◆ TASK STATEMENT ◆
Where a line of the material contains the string "территория", copy that line.

Items from a dataset:

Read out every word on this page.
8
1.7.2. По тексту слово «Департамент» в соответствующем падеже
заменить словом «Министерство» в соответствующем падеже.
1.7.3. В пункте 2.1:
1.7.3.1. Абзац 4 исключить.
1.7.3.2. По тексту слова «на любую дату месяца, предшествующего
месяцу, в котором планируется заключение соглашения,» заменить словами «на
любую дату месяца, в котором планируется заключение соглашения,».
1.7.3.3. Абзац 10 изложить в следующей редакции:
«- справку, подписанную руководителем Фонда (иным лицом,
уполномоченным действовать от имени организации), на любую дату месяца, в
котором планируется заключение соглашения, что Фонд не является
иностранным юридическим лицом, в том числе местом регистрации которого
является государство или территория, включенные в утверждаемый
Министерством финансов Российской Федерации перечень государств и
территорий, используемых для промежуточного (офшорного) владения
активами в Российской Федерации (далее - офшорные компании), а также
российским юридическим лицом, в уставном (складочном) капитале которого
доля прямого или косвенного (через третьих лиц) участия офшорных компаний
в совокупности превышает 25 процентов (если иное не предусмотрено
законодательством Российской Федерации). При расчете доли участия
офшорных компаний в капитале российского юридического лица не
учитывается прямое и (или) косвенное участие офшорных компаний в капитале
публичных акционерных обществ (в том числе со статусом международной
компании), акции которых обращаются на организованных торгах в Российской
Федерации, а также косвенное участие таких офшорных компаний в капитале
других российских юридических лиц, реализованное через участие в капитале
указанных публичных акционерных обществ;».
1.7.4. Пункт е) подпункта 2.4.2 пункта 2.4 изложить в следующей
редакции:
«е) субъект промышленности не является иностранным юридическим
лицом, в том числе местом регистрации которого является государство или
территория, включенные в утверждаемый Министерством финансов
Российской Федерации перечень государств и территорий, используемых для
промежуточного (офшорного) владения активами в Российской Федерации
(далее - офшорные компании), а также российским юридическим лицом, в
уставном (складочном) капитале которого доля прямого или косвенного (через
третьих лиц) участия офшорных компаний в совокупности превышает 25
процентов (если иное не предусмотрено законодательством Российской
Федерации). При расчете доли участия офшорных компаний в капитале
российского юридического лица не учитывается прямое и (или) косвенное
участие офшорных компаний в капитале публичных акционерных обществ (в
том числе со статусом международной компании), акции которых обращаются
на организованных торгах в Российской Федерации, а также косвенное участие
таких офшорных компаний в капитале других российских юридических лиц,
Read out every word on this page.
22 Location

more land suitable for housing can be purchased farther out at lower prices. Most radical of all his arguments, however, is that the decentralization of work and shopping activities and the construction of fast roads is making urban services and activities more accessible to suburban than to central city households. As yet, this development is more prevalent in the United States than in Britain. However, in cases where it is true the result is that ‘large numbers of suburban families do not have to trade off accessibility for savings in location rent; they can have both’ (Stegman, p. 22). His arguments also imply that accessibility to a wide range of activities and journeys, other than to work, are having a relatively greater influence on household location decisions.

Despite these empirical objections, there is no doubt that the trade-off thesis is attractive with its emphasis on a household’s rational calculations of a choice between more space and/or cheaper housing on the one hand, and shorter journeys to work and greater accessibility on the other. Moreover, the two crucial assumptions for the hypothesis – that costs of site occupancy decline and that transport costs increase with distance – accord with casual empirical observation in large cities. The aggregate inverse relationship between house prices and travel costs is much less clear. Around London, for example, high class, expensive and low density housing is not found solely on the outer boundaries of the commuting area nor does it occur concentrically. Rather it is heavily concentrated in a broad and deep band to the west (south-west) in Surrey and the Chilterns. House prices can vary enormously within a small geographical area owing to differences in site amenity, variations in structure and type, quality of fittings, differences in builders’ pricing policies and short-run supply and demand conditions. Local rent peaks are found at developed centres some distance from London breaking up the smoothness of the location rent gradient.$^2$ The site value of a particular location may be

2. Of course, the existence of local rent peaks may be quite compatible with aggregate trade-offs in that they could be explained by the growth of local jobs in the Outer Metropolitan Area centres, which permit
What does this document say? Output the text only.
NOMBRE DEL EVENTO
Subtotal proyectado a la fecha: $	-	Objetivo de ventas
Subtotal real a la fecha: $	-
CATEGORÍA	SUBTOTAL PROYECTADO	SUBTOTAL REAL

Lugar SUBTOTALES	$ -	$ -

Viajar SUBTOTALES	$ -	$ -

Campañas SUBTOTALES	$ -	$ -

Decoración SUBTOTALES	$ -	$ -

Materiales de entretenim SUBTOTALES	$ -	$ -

◆ WORKED ANSWER ◆
является государство или территория, включенные в утверждаемый
территория, включенные в утверждаемый Министерством финансов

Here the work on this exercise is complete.